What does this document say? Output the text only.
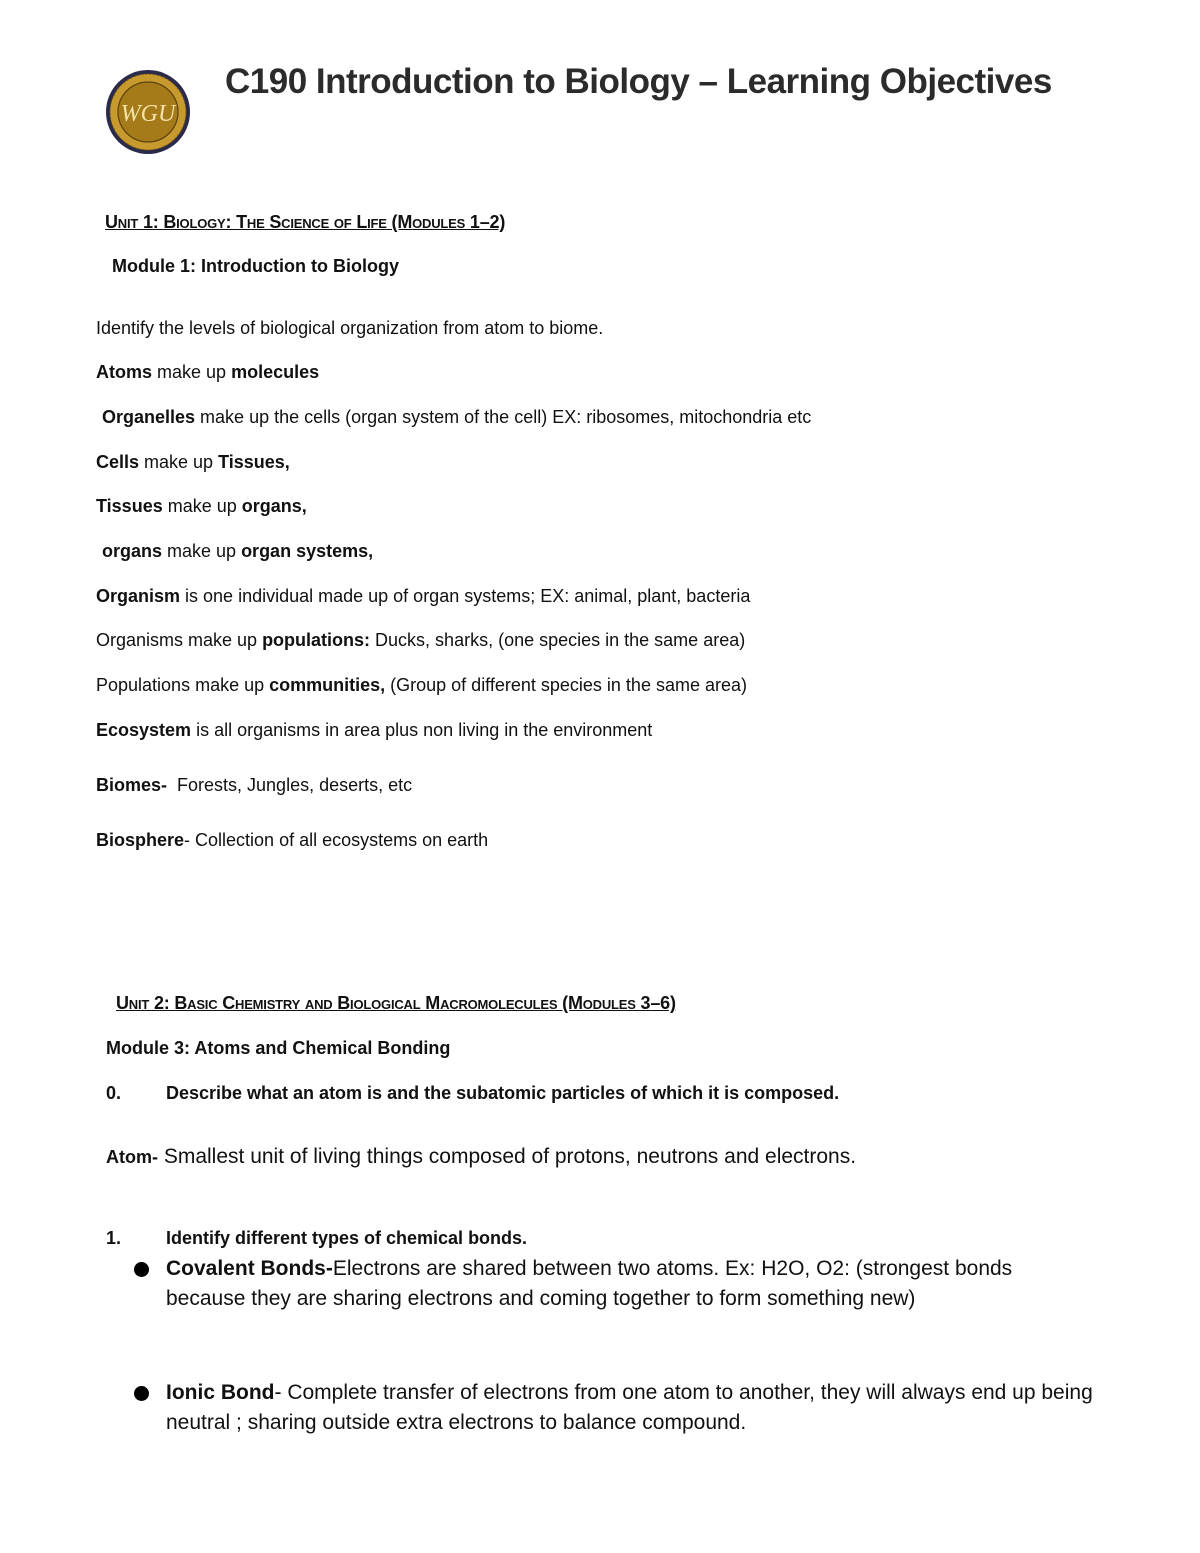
WGU
C190 Introduction to Biology – Learning Objectives
Unit 1: Biology: The Science of Life (Modules 1–2)
Module 1: Introduction to Biology
Identify the levels of biological organization from atom to biome.
Atoms make up molecules
Organelles make up the cells (organ system of the cell) EX: ribosomes, mitochondria etc
Cells make up Tissues,
Tissues make up organs,
organs make up organ systems,
Organism is one individual made up of organ systems; EX: animal, plant, bacteria
Organisms make up populations: Ducks, sharks, (one species in the same area)
Populations make up communities, (Group of different species in the same area)
Ecosystem is all organisms in area plus non living in the environment
Biomes-  Forests, Jungles, deserts, etc
Biosphere- Collection of all ecosystems on earth
Unit 2: Basic Chemistry and Biological Macromolecules (Modules 3–6)
Module 3: Atoms and Chemical Bonding
0. Describe what an atom is and the subatomic particles of which it is composed.
Atom- Smallest unit of living things composed of protons, neutrons and electrons.
1. Identify different types of chemical bonds.
Covalent Bonds-Electrons are shared between two atoms. Ex: H2O, O2: (strongest bonds because they are sharing electrons and coming together to form something new)
Ionic Bond- Complete transfer of electrons from one atom to another, they will always end up being neutral ; sharing outside extra electrons to balance compound.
+===+
● **Exercise objective**:
Would you please output the listing above exactly, leaving out the pictures?

● **Result for this exercise**:
What does this document say? Output the text only.
WGU
C190 Introduction to Biology – Learning Objectives
Unit 1: Biology: The Science of Life (Modules 1–2)
Module 1: Introduction to Biology
Identify the levels of biological organization from atom to biome.
Atoms make up molecules
Organelles make up the cells (organ system of the cell) EX: ribosomes, mitochondria etc
Cells make up Tissues,
Tissues make up organs,
organs make up organ systems,
Organism is one individual made up of organ systems; EX: animal, plant, bacteria
Organisms make up populations: Ducks, sharks, (one species in the same area)
Populations make up communities, (Group of different species in the same area)
Ecosystem is all organisms in area plus non living in the environment
Biomes-  Forests, Jungles, deserts, etc
Biosphere- Collection of all ecosystems on earth
Unit 2: Basic Chemistry and Biological Macromolecules (Modules 3–6)
Module 3: Atoms and Chemical Bonding
0. Describe what an atom is and the subatomic particles of which it is composed.
Atom- Smallest unit of living things composed of protons, neutrons and electrons.
1. Identify different types of chemical bonds.
Covalent Bonds-Electrons are shared between two atoms. Ex: H2O, O2: (strongest bonds because they are sharing electrons and coming together to form something new)
Ionic Bond- Complete transfer of electrons from one atom to another, they will always end up being neutral ; sharing outside extra electrons to balance compound.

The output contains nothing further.